### PROVIDED DATA
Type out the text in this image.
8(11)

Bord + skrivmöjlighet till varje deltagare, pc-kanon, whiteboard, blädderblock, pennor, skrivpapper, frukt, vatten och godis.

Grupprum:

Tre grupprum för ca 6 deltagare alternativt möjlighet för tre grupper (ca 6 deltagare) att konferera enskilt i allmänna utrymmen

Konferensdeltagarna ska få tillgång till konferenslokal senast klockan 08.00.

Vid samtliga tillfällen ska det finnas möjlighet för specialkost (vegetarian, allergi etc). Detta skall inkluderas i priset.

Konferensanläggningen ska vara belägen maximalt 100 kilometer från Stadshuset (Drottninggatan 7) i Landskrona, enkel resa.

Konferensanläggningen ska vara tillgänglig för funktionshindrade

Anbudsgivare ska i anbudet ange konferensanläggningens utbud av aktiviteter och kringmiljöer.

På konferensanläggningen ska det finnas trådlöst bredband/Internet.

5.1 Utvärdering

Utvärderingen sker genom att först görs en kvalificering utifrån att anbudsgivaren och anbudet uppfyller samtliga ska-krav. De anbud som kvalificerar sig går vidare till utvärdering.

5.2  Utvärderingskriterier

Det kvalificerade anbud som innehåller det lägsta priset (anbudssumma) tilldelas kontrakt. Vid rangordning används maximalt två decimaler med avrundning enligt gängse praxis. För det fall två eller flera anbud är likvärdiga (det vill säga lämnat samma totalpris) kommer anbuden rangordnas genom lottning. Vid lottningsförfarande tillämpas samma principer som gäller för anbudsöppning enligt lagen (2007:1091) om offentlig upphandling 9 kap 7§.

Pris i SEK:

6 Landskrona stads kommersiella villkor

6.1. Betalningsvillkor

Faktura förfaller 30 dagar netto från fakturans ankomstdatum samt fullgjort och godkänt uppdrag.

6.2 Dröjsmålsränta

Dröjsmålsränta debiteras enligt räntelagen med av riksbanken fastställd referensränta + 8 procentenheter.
==
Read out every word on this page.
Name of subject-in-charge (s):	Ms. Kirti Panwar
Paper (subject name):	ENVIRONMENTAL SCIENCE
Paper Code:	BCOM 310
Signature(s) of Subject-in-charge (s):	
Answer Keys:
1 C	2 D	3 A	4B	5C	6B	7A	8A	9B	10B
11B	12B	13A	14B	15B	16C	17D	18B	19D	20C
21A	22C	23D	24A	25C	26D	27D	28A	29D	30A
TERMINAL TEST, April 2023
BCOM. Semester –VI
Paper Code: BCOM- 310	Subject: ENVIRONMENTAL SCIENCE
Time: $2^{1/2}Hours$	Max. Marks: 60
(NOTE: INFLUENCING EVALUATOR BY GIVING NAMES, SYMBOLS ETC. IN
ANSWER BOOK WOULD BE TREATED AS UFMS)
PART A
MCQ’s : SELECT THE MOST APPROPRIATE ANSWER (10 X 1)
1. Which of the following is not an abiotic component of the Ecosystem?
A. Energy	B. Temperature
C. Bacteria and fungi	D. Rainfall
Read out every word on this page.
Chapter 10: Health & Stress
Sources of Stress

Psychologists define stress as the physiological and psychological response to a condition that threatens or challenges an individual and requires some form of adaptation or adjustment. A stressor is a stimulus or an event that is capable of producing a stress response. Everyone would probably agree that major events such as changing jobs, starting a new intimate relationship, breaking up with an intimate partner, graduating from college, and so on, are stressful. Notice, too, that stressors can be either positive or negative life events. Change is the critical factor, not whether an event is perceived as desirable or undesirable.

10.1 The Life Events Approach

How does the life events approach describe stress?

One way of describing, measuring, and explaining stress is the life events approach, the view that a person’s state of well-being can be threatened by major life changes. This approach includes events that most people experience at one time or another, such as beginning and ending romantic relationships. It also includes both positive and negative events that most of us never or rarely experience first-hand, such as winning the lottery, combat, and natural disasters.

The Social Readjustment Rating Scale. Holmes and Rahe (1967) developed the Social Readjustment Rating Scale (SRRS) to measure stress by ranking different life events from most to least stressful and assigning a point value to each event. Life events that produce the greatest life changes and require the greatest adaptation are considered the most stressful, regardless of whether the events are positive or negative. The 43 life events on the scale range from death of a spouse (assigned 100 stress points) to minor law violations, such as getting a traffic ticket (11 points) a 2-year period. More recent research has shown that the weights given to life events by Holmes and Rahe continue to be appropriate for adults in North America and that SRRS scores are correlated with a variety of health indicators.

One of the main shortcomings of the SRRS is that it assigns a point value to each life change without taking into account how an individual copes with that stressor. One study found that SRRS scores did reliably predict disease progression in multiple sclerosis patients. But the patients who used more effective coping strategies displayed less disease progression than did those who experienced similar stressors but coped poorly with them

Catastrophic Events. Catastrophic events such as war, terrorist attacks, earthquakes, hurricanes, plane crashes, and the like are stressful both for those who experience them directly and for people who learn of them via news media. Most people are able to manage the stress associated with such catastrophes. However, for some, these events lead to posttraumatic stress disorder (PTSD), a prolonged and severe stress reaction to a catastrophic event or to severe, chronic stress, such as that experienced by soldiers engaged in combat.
--
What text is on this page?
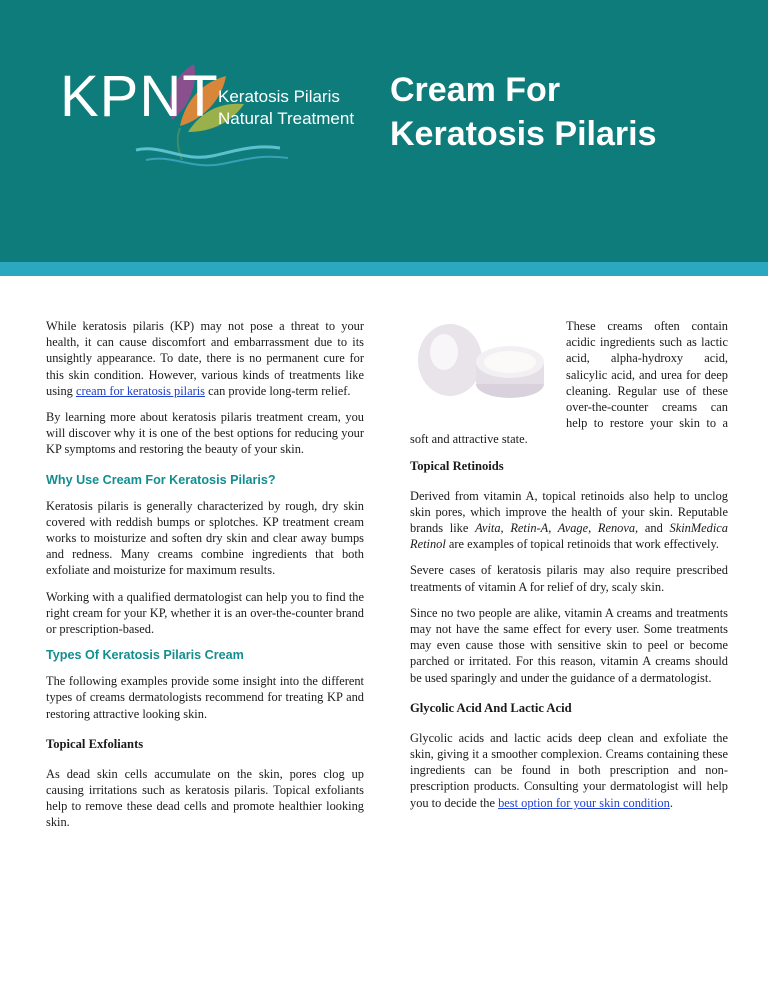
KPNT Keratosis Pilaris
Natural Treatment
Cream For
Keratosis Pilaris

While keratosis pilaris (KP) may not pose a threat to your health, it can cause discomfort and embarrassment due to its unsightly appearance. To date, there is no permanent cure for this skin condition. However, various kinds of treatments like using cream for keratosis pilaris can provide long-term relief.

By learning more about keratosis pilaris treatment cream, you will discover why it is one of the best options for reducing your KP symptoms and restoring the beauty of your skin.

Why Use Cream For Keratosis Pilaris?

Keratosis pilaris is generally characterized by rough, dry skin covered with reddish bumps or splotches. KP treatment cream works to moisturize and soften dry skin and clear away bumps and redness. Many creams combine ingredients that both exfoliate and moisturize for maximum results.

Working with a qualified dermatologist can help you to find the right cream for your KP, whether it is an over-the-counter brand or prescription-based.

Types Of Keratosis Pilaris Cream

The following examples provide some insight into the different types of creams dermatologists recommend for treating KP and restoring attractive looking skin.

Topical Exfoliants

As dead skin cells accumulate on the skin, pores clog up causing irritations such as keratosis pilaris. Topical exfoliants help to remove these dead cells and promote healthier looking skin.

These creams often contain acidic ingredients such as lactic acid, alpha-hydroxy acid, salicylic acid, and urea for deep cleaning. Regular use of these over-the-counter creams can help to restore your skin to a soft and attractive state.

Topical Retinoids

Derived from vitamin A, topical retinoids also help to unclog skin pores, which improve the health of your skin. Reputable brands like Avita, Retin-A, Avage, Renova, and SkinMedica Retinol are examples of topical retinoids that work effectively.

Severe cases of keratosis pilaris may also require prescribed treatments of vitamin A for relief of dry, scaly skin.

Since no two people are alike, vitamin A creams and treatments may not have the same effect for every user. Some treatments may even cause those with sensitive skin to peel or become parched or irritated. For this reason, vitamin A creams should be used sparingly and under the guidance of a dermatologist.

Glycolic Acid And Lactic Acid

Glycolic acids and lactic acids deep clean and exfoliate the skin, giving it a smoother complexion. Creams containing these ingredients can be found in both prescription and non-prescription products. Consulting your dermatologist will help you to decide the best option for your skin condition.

### THE PROBLEM
In the data above, find each line that has the word "BCOM" and copy it out.

### TASK RESULT
Paper Code:	BCOM 310
BCOM. Semester –VI
Paper Code: BCOM- 310	Subject: ENVIRONMENTAL SCIENCE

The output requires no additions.